TASK STATEMENT: Transcribe the lines exactly, beginning with the one that contains "Convert this screenshot" and ending with the final line of the records. Do not transcribe pictures.

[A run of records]
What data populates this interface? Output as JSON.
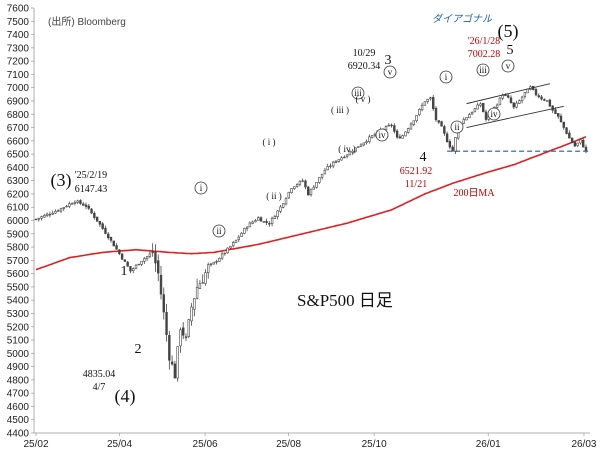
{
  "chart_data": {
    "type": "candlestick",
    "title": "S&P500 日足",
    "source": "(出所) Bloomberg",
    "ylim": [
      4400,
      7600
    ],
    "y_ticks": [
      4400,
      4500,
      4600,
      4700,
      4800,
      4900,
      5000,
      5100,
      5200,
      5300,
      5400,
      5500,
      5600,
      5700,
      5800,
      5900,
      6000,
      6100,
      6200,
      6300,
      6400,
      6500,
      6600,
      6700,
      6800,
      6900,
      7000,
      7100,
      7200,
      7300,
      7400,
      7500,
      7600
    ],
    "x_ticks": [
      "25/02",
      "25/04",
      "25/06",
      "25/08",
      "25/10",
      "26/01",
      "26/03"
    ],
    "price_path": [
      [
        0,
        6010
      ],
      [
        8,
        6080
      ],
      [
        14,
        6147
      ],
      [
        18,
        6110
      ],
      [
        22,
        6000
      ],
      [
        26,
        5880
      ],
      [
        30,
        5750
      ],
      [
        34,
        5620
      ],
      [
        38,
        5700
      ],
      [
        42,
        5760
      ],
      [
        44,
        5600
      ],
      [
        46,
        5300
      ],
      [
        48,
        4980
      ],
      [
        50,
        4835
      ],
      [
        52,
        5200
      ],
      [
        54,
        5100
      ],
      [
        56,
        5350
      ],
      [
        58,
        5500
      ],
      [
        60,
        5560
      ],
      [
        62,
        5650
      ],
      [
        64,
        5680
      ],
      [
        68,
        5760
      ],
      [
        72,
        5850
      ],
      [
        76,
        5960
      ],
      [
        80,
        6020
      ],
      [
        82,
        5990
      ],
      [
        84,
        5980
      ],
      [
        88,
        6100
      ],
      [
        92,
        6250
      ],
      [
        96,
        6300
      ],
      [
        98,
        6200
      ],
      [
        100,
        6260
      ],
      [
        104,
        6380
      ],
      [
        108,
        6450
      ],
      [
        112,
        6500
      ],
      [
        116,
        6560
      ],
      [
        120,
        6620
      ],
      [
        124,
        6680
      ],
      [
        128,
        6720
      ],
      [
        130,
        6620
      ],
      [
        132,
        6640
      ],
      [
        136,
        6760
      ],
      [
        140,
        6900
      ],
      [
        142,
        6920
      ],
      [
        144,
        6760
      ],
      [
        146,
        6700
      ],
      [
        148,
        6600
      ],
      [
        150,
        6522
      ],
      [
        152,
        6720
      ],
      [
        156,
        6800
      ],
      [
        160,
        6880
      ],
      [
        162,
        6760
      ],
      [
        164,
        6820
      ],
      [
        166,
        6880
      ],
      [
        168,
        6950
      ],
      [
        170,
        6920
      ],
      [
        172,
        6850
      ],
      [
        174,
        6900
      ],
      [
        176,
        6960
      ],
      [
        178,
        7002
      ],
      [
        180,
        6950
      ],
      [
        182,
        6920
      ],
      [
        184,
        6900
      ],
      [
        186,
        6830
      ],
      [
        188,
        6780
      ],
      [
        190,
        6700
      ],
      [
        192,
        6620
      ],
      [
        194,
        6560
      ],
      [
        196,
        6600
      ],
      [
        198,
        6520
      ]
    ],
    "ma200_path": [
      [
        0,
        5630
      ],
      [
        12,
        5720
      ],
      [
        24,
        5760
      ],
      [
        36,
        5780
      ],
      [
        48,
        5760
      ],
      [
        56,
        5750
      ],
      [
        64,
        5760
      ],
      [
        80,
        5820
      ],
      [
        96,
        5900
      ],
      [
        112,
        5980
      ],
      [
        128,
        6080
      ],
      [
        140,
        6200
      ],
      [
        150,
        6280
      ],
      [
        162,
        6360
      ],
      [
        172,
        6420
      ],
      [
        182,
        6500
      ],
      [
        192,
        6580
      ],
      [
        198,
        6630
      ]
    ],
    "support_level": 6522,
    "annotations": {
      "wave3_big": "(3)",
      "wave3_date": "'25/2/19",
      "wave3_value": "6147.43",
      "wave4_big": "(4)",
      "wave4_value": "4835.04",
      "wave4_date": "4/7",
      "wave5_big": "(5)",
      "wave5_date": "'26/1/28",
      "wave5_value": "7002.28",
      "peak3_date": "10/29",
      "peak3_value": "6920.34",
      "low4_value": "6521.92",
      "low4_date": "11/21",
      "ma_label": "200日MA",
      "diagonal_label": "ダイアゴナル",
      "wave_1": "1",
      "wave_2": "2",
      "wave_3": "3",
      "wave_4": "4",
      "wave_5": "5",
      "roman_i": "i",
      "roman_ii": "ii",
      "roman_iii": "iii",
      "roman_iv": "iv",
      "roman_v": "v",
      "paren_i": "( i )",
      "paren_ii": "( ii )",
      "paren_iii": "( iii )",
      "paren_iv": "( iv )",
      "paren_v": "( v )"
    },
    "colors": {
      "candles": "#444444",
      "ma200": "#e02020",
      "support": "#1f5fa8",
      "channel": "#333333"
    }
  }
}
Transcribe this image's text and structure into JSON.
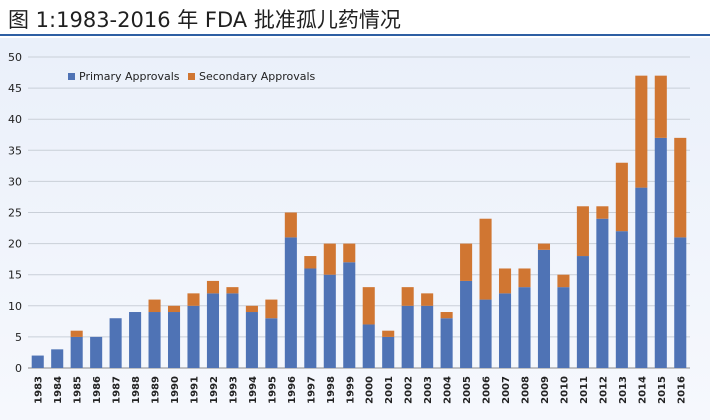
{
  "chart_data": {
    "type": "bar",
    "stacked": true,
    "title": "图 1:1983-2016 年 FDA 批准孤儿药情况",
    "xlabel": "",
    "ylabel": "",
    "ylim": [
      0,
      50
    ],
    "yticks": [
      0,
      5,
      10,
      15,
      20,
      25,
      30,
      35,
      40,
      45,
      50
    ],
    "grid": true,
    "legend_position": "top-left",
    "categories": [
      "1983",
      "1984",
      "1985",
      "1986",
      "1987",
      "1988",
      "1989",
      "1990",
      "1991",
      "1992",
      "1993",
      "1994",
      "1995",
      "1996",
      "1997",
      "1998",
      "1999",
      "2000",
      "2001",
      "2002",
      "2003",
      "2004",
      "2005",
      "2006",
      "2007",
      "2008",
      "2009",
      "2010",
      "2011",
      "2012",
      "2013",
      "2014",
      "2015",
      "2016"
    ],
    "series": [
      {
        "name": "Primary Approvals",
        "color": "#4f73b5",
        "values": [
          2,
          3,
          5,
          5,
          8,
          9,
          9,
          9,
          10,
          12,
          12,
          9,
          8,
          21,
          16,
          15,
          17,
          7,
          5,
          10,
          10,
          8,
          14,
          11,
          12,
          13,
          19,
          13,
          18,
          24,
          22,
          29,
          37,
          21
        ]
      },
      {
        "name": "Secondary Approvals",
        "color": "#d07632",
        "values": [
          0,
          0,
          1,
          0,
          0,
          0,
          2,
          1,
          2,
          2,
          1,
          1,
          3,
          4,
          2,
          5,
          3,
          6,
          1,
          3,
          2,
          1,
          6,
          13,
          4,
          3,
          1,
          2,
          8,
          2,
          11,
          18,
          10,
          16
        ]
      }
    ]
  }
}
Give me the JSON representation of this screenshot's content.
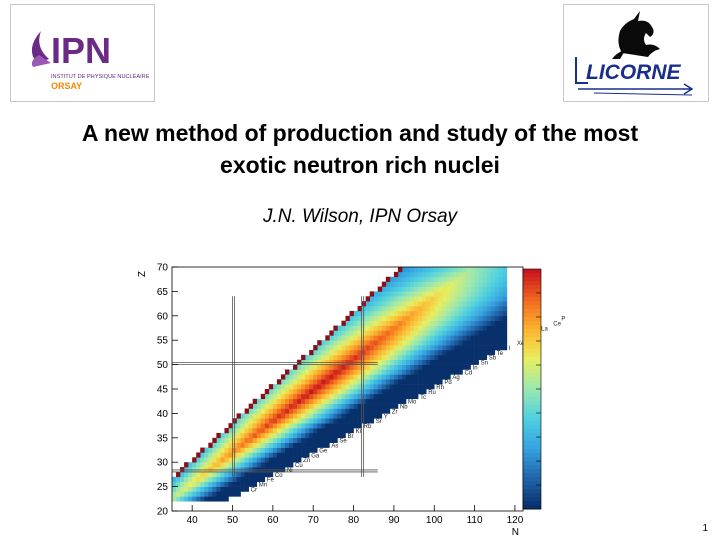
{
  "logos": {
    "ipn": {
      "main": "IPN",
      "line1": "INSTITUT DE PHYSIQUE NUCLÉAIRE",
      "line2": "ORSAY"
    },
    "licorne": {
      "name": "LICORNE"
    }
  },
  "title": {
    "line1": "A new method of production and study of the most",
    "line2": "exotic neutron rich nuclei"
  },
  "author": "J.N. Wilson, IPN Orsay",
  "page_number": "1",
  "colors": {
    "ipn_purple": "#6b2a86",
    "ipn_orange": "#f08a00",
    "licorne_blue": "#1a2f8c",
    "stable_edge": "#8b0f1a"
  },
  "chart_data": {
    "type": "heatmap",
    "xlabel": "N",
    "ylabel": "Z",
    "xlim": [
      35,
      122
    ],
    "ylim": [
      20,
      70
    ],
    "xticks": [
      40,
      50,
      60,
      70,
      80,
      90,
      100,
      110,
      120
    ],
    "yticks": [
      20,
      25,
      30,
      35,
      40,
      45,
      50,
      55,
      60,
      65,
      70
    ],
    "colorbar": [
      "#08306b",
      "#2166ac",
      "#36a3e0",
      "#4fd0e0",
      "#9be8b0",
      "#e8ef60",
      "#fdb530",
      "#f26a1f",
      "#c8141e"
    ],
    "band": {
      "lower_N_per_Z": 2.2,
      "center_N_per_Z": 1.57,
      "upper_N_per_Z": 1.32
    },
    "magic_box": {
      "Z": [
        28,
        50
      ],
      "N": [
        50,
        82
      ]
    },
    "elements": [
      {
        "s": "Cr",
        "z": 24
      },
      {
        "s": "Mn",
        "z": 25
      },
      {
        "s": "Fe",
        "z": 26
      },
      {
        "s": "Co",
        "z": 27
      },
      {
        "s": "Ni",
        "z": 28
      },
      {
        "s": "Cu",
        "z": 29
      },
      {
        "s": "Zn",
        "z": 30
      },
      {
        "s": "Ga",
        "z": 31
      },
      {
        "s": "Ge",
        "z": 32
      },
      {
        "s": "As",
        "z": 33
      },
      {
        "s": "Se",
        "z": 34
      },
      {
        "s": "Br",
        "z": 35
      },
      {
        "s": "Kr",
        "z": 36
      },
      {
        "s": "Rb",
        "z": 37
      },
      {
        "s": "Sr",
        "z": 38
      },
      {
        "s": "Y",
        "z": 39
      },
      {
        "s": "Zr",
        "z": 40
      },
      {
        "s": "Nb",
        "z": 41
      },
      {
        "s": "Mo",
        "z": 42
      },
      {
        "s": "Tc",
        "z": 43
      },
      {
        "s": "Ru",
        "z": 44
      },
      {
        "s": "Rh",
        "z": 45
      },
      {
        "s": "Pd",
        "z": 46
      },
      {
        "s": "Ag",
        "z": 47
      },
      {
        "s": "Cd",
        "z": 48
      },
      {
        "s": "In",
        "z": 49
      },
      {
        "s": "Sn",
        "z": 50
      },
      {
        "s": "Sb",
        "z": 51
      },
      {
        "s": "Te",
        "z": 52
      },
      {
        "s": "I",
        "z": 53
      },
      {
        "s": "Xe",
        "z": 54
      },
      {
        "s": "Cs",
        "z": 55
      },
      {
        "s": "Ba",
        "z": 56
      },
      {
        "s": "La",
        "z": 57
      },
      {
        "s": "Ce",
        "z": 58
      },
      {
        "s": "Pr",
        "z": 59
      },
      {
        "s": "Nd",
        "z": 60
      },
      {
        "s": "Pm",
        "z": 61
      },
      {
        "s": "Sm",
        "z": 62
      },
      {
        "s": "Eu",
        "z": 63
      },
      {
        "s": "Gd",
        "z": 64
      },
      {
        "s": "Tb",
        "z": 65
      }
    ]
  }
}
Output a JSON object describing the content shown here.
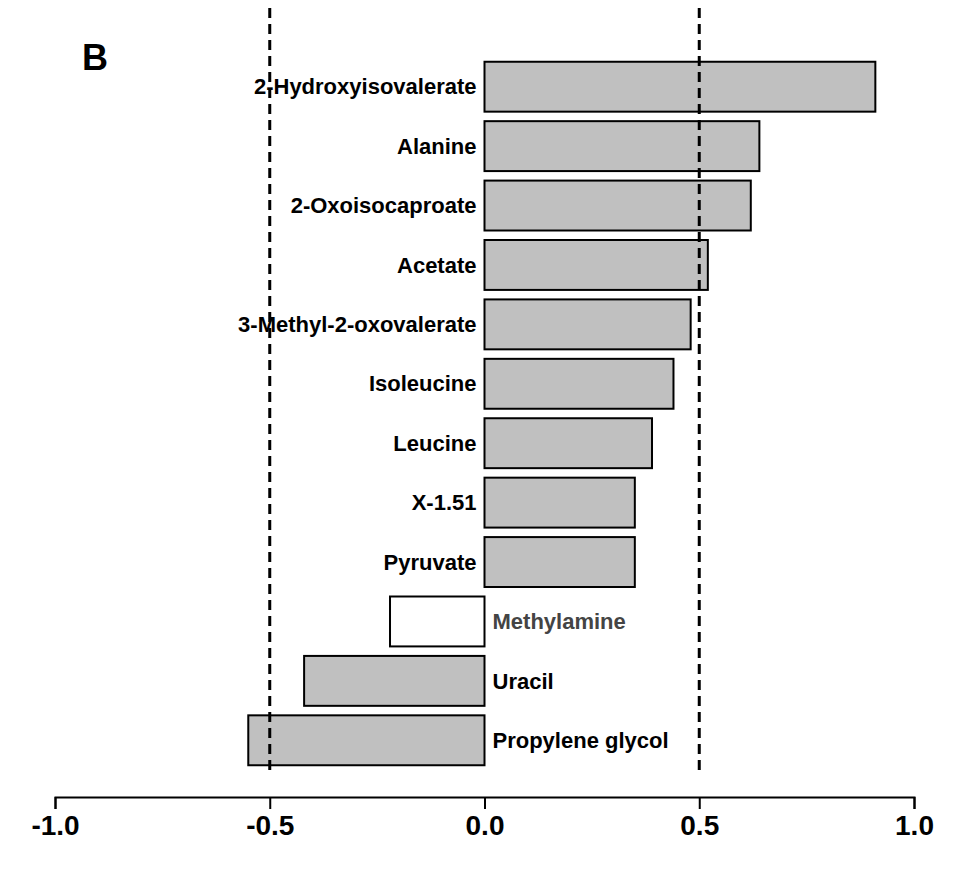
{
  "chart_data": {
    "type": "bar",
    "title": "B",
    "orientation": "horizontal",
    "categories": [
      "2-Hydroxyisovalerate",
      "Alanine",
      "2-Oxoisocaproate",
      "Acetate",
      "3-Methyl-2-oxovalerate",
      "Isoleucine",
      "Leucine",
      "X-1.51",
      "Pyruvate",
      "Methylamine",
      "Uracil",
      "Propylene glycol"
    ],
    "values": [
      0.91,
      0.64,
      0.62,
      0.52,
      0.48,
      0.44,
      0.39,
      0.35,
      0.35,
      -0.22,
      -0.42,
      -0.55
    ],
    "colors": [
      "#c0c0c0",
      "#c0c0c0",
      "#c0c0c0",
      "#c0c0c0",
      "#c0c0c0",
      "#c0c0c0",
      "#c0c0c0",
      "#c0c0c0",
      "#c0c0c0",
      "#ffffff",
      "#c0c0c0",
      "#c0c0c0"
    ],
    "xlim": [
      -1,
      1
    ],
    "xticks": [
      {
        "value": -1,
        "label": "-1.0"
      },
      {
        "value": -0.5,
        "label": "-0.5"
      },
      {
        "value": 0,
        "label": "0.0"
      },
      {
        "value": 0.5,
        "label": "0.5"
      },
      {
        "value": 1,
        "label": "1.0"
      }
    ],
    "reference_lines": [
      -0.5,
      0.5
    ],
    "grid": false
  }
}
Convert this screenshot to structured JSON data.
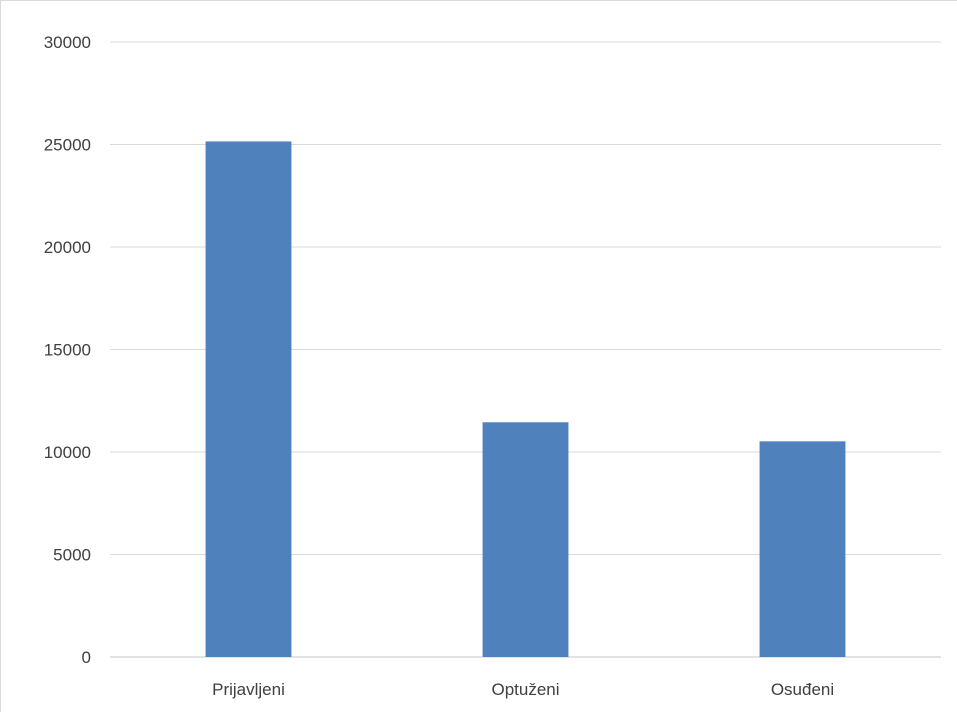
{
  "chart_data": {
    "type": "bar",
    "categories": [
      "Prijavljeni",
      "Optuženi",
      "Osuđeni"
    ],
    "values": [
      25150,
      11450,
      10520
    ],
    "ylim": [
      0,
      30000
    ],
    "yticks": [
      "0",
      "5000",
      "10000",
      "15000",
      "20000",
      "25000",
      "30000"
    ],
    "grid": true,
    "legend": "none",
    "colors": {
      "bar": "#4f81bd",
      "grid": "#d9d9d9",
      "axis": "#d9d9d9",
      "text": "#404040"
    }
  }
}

COMPLETED EXERCISE:
Convert this screenshot to structured JSON data.
{
  "chart_data": {
    "type": "bar",
    "categories": [
      "Prijavljeni",
      "Optuženi",
      "Osuđeni"
    ],
    "values": [
      25150,
      11450,
      10520
    ],
    "ylim": [
      0,
      30000
    ],
    "yticks": [
      "0",
      "5000",
      "10000",
      "15000",
      "20000",
      "25000",
      "30000"
    ],
    "grid": true,
    "legend": "none",
    "colors": {
      "bar": "#4f81bd",
      "grid": "#d9d9d9",
      "axis": "#d9d9d9",
      "text": "#404040"
    }
  }
}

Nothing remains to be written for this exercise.